[Task brief]
Below are some records. Copy every line in them that holds "document".

··········

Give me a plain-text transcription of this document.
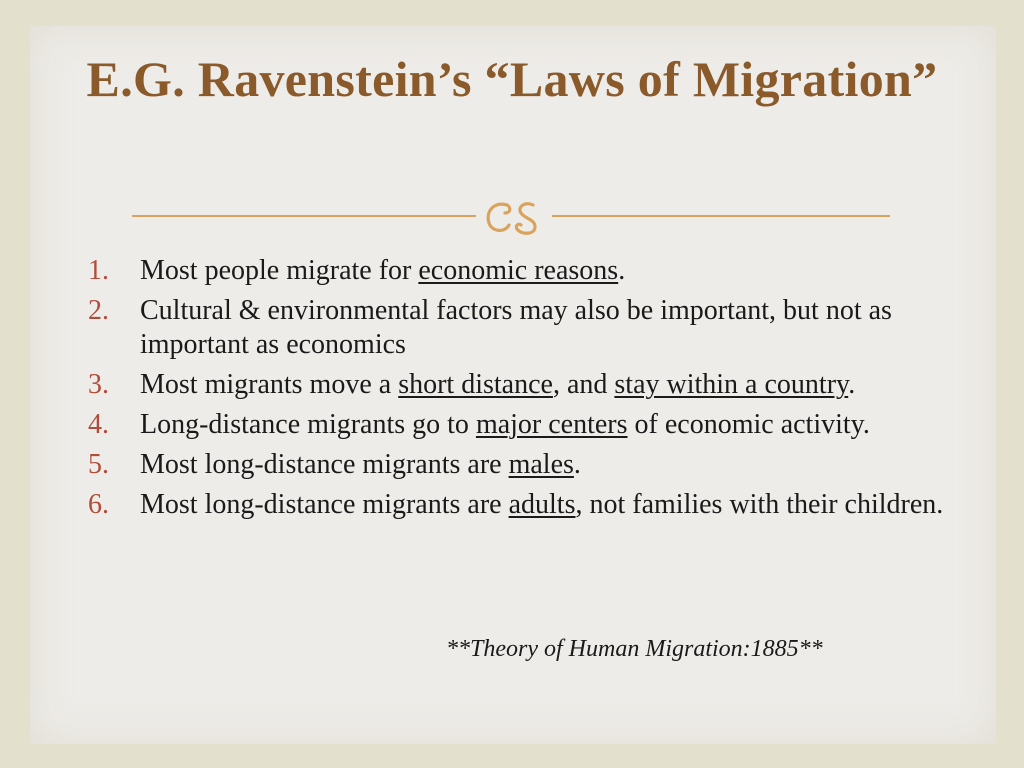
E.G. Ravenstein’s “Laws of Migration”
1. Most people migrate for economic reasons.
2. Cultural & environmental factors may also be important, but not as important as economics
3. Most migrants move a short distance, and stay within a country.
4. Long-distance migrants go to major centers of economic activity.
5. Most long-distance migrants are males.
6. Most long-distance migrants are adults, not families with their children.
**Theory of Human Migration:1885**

··········

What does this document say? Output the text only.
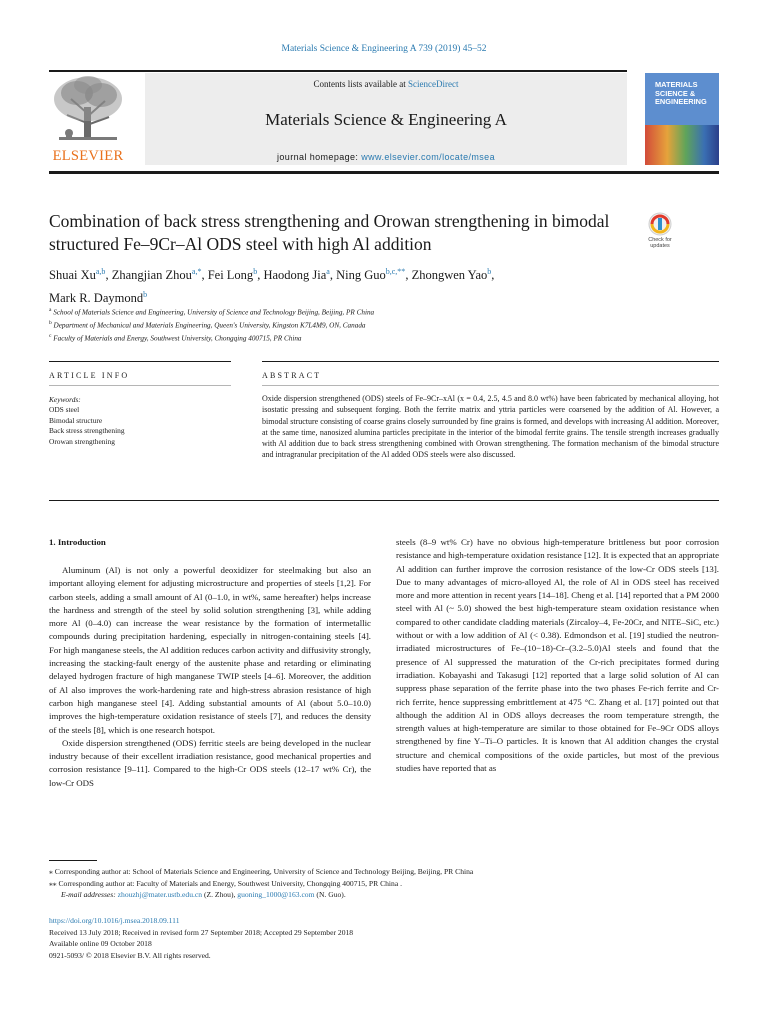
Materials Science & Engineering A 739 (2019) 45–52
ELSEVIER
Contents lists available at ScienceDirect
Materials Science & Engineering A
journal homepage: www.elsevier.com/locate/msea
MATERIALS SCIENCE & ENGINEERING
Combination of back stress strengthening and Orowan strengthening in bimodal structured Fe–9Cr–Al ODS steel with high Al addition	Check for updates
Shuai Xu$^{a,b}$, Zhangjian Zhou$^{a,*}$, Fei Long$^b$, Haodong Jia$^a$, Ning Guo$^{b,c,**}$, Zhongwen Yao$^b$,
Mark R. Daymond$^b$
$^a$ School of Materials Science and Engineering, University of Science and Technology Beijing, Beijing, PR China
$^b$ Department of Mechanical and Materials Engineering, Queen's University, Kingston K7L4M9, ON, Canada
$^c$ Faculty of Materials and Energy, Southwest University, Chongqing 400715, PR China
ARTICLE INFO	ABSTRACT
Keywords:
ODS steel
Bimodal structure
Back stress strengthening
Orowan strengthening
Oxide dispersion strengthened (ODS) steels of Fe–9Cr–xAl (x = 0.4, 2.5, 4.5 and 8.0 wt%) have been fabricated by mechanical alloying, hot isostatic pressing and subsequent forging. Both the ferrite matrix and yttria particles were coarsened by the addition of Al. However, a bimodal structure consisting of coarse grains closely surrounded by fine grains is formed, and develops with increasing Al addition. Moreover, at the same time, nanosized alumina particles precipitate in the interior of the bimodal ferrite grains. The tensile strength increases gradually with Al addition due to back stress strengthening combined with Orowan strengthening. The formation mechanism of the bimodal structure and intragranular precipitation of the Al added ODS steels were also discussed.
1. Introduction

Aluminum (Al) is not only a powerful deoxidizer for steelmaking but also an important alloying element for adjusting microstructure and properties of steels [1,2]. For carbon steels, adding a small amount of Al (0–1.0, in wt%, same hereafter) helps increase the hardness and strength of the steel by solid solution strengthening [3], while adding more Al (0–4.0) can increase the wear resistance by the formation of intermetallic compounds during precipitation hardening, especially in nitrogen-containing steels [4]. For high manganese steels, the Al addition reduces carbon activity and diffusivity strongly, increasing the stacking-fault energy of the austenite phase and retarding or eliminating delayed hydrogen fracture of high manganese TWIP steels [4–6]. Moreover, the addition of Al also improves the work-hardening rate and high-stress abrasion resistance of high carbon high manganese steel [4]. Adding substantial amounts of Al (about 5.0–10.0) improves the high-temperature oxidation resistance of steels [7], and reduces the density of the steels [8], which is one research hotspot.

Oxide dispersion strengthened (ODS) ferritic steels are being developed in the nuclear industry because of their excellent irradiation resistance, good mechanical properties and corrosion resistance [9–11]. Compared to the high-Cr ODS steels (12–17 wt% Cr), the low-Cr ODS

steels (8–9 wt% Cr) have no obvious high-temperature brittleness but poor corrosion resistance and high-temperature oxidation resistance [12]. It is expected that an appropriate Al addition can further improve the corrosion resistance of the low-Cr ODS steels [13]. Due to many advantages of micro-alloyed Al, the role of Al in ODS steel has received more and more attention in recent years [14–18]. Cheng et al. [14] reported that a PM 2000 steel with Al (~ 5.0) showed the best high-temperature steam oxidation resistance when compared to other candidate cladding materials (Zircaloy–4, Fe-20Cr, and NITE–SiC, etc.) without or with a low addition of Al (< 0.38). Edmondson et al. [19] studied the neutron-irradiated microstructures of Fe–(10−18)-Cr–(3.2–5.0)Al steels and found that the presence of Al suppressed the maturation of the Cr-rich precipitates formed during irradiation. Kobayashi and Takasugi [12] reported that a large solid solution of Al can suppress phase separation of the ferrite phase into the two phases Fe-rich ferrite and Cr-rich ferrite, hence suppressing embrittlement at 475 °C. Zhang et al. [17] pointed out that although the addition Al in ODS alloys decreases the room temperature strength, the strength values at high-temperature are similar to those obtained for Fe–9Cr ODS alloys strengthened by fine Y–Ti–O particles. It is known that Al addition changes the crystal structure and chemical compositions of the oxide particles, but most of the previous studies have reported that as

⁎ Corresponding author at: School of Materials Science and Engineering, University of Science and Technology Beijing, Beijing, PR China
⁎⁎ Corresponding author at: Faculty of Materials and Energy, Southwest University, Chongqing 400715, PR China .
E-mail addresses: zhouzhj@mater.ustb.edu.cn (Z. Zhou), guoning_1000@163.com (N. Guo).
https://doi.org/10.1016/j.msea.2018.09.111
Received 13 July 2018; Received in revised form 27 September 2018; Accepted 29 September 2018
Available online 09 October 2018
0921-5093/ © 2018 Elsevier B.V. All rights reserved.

··········

[Expected answer]
Give me a plain-text transcription of this document.
What does this document say? Output the text only.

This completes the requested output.